What is required ->
From the entries below, extract every line that includes the word "Режимы".

————

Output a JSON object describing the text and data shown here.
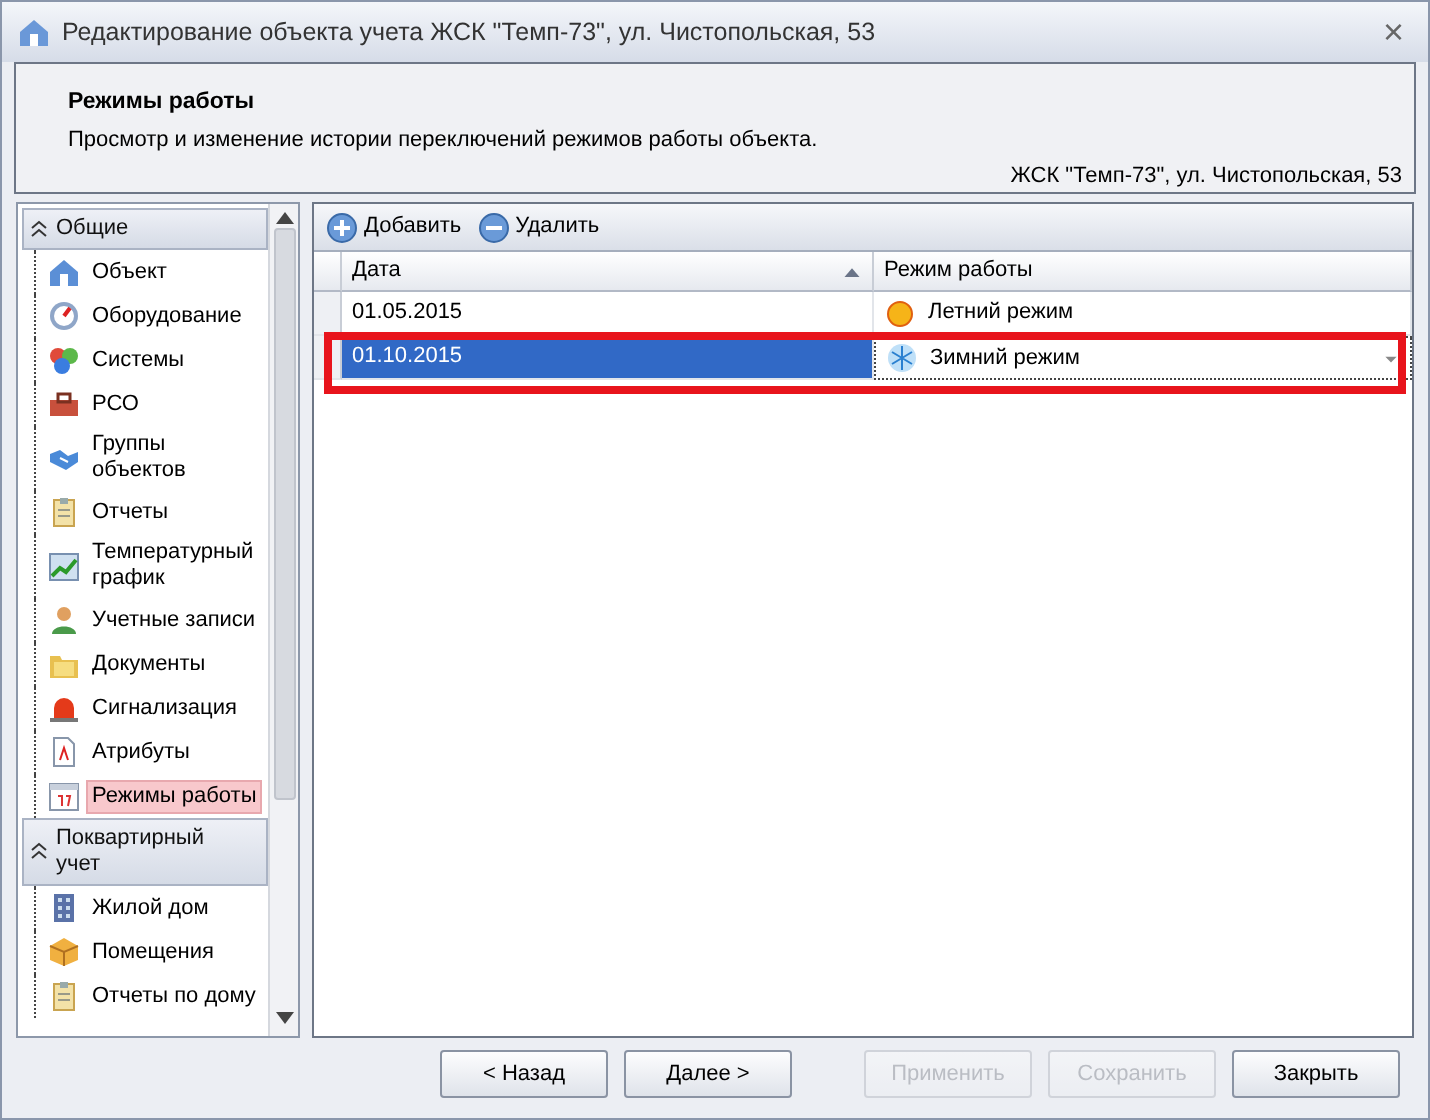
{
  "window": {
    "title": "Редактирование объекта учета ЖСК \"Темп-73\", ул. Чистопольская, 53",
    "close": "×"
  },
  "header": {
    "title": "Режимы работы",
    "description": "Просмотр и изменение истории переключений режимов работы объекта.",
    "object": "ЖСК \"Темп-73\", ул. Чистопольская, 53"
  },
  "sidebar": {
    "groups": [
      {
        "label": "Общие",
        "expanded": true,
        "items": [
          {
            "label": "Объект",
            "selected": false
          },
          {
            "label": "Оборудование",
            "selected": false
          },
          {
            "label": "Системы",
            "selected": false
          },
          {
            "label": "РСО",
            "selected": false
          },
          {
            "label": "Группы объектов",
            "selected": false
          },
          {
            "label": "Отчеты",
            "selected": false
          },
          {
            "label": "Температурный график",
            "selected": false
          },
          {
            "label": "Учетные записи",
            "selected": false
          },
          {
            "label": "Документы",
            "selected": false
          },
          {
            "label": "Сигнализация",
            "selected": false
          },
          {
            "label": "Атрибуты",
            "selected": false
          },
          {
            "label": "Режимы работы",
            "selected": true
          }
        ]
      },
      {
        "label": "Поквартирный учет",
        "expanded": true,
        "items": [
          {
            "label": "Жилой дом",
            "selected": false
          },
          {
            "label": "Помещения",
            "selected": false
          },
          {
            "label": "Отчеты по дому",
            "selected": false
          }
        ]
      }
    ]
  },
  "toolbar": [
    {
      "label": "Добавить",
      "kind": "add"
    },
    {
      "label": "Удалить",
      "kind": "remove"
    }
  ],
  "table": {
    "columns": [
      {
        "label": "Дата",
        "sorted": true
      },
      {
        "label": "Режим работы",
        "sorted": false
      }
    ],
    "rows": [
      {
        "date": "01.05.2015",
        "mode": "Летний режим",
        "kind": "summer",
        "selected": false,
        "highlighted": false
      },
      {
        "date": "01.10.2015",
        "mode": "Зимний режим",
        "kind": "winter",
        "selected": true,
        "highlighted": true
      }
    ]
  },
  "buttons": [
    {
      "label": "< Назад",
      "disabled": false
    },
    {
      "label": "Далее >",
      "disabled": false
    },
    {
      "label": "Применить",
      "disabled": true
    },
    {
      "label": "Сохранить",
      "disabled": true
    },
    {
      "label": "Закрыть",
      "disabled": false
    }
  ]
}
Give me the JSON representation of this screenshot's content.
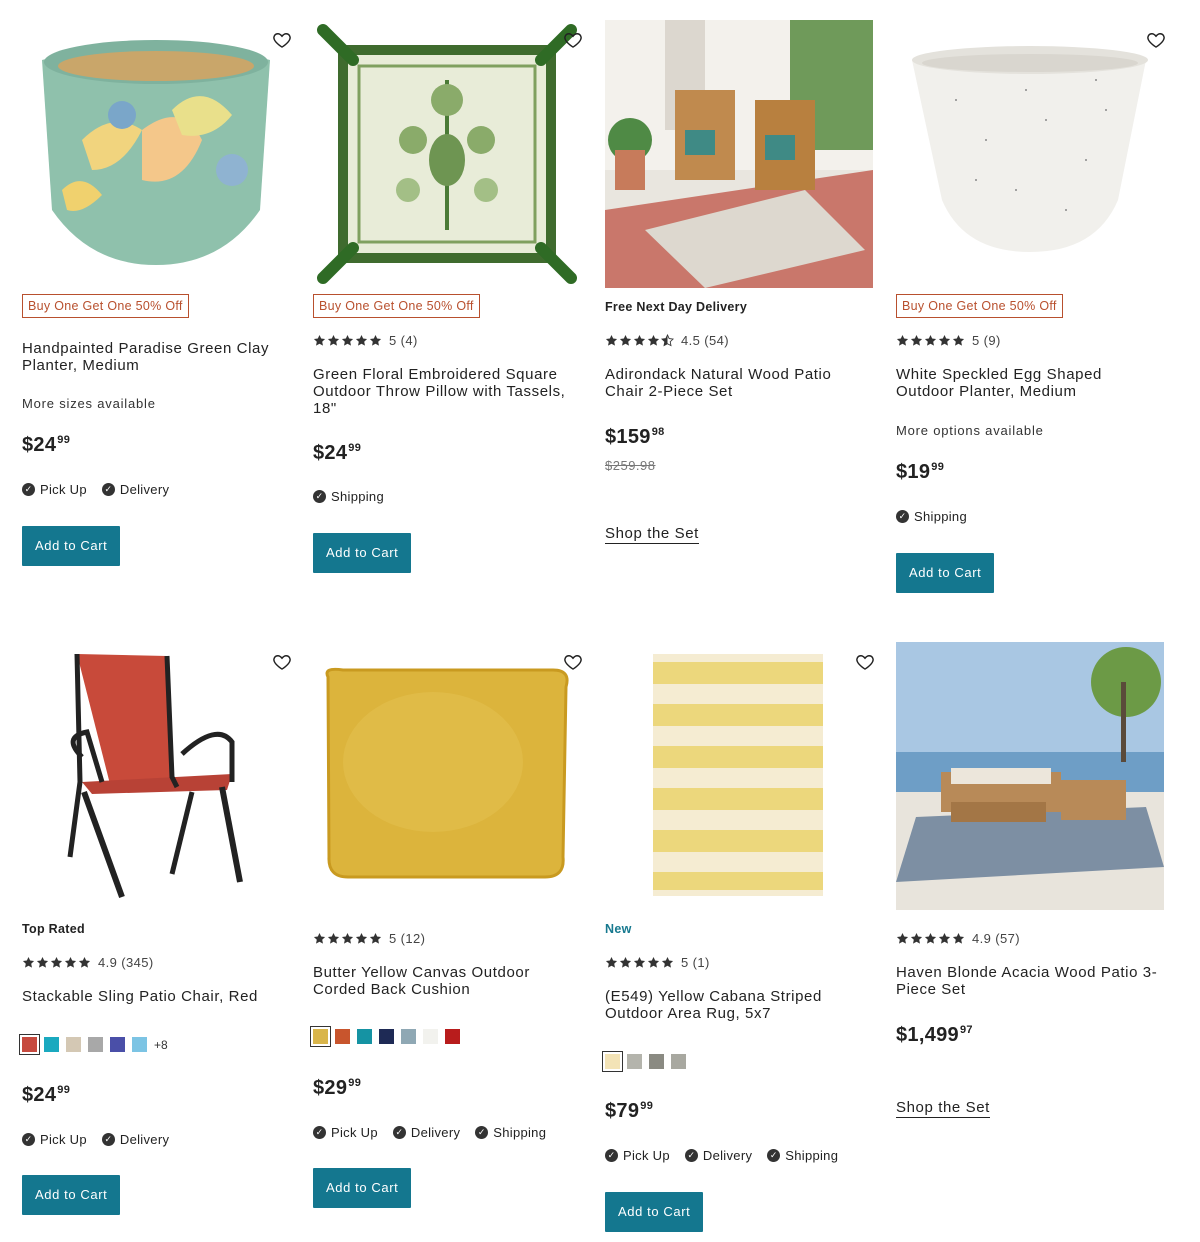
{
  "accent": "#14778f",
  "products": [
    {
      "badge": "Buy One Get One 50% Off",
      "title": "Handpainted Paradise Green Clay Planter, Medium",
      "sub": "More sizes available",
      "price_main": "$24",
      "price_cents": "99",
      "opts": [
        "Pick Up",
        "Delivery"
      ],
      "btn": "Add to Cart",
      "icon": "heart-icon"
    },
    {
      "badge": "Buy One Get One 50% Off",
      "rating_text": "5 (4)",
      "rating": 5,
      "title": "Green Floral Embroidered Square Outdoor Throw Pillow with Tassels, 18\"",
      "price_main": "$24",
      "price_cents": "99",
      "opts": [
        "Shipping"
      ],
      "btn": "Add to Cart",
      "icon": "heart-icon"
    },
    {
      "tag": "Free Next Day Delivery",
      "rating_text": "4.5 (54)",
      "rating": 4.5,
      "title": "Adirondack Natural Wood Patio Chair 2-Piece Set",
      "price_main": "$159",
      "price_cents": "98",
      "old_price": "$259.98",
      "link": "Shop the Set"
    },
    {
      "badge": "Buy One Get One 50% Off",
      "rating_text": "5 (9)",
      "rating": 5,
      "title": "White Speckled Egg Shaped Outdoor Planter, Medium",
      "sub": "More options available",
      "price_main": "$19",
      "price_cents": "99",
      "opts": [
        "Shipping"
      ],
      "btn": "Add to Cart",
      "icon": "heart-icon"
    },
    {
      "tag": "Top Rated",
      "rating_text": "4.9 (345)",
      "rating": 5,
      "title": "Stackable Sling Patio Chair, Red",
      "swatches": [
        "#c64a3f",
        "#1aa9bf",
        "#d4c8b4",
        "#a8a8a8",
        "#4a4fa8",
        "#7cc4e4"
      ],
      "more": "+8",
      "price_main": "$24",
      "price_cents": "99",
      "opts": [
        "Pick Up",
        "Delivery"
      ],
      "btn": "Add to Cart",
      "icon": "heart-icon"
    },
    {
      "rating_text": "5 (12)",
      "rating": 5,
      "title": "Butter Yellow Canvas Outdoor Corded Back Cushion",
      "swatches": [
        "#d9b54a",
        "#c8552d",
        "#1593a3",
        "#1e2a55",
        "#8fa8b4",
        "#f2f2ee",
        "#b81c1c"
      ],
      "price_main": "$29",
      "price_cents": "99",
      "opts": [
        "Pick Up",
        "Delivery",
        "Shipping"
      ],
      "btn": "Add to Cart",
      "icon": "heart-icon"
    },
    {
      "tag": "New",
      "rating_text": "5 (1)",
      "rating": 5,
      "title": "(E549) Yellow Cabana Striped Outdoor Area Rug, 5x7",
      "swatches": [
        "#f3e3b6",
        "#b4b4ac",
        "#8a8a82",
        "#a8a8a0"
      ],
      "price_main": "$79",
      "price_cents": "99",
      "opts": [
        "Pick Up",
        "Delivery",
        "Shipping"
      ],
      "btn": "Add to Cart",
      "icon": "heart-icon"
    },
    {
      "rating_text": "4.9 (57)",
      "rating": 5,
      "title": "Haven Blonde Acacia Wood Patio 3-Piece Set",
      "price_main": "$1,499",
      "price_cents": "97",
      "link": "Shop the Set"
    }
  ]
}
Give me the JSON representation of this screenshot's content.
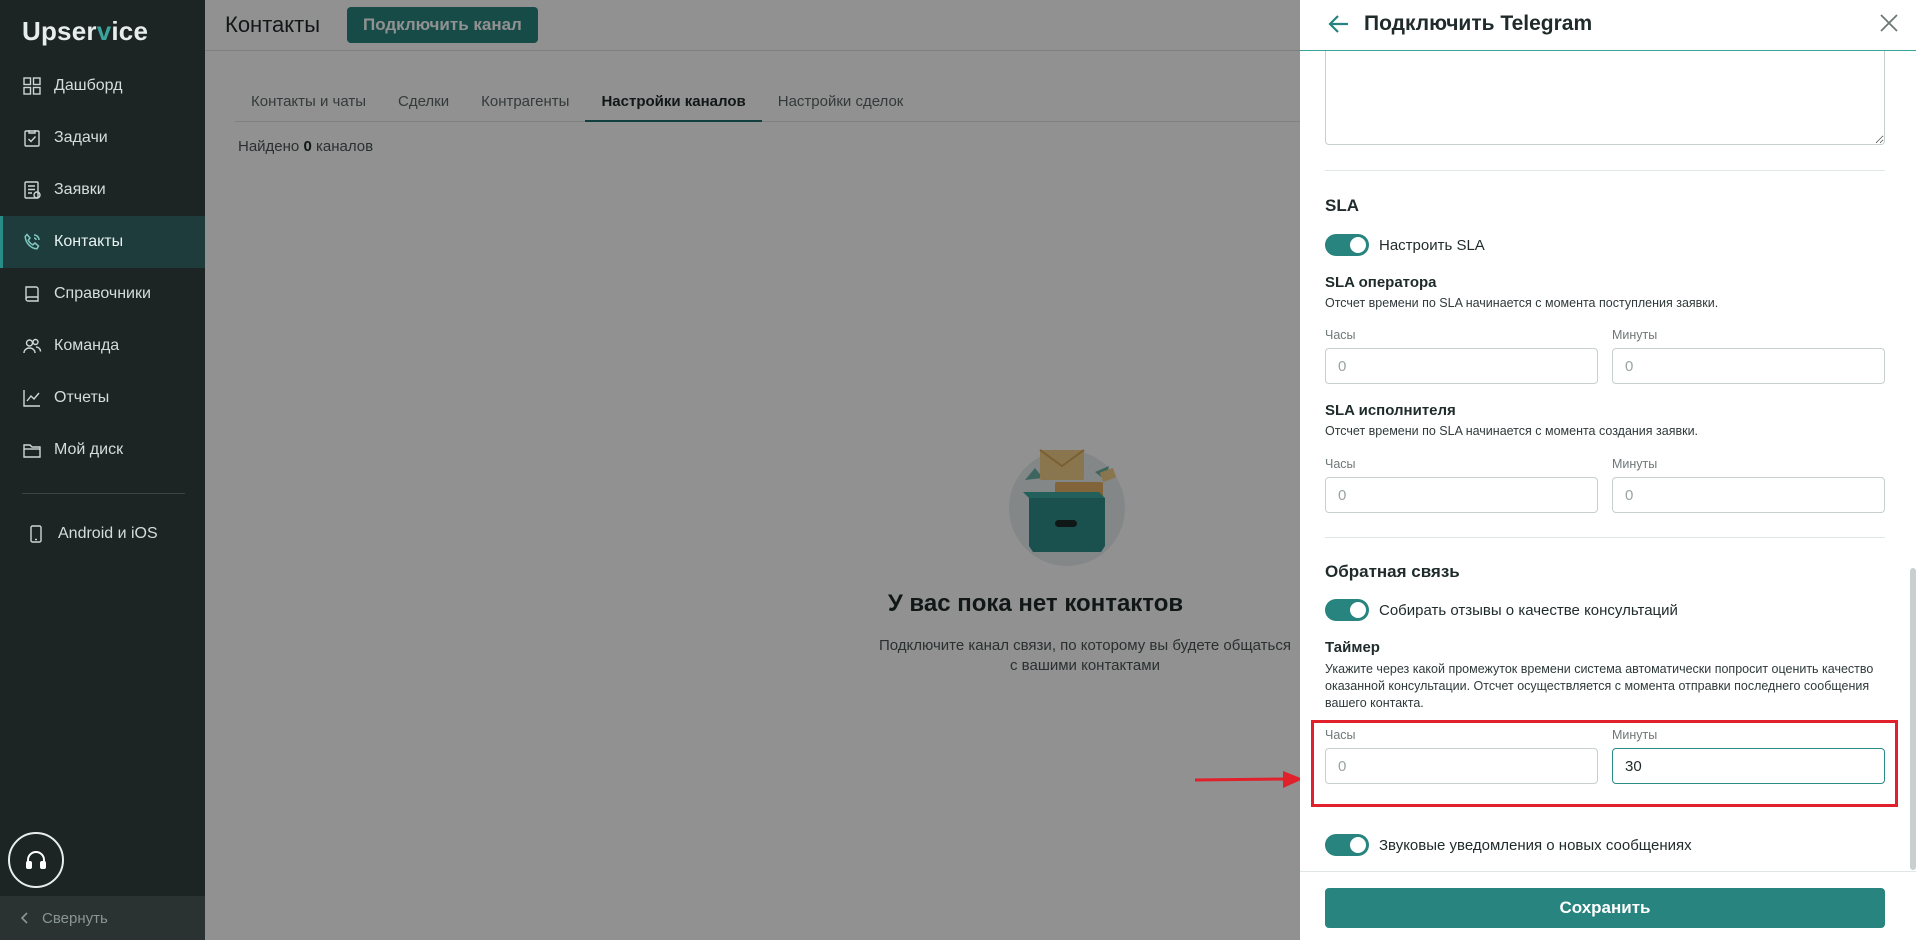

————

The output ->
    "title": "Режимы работы",
            "label": "Режимы работы",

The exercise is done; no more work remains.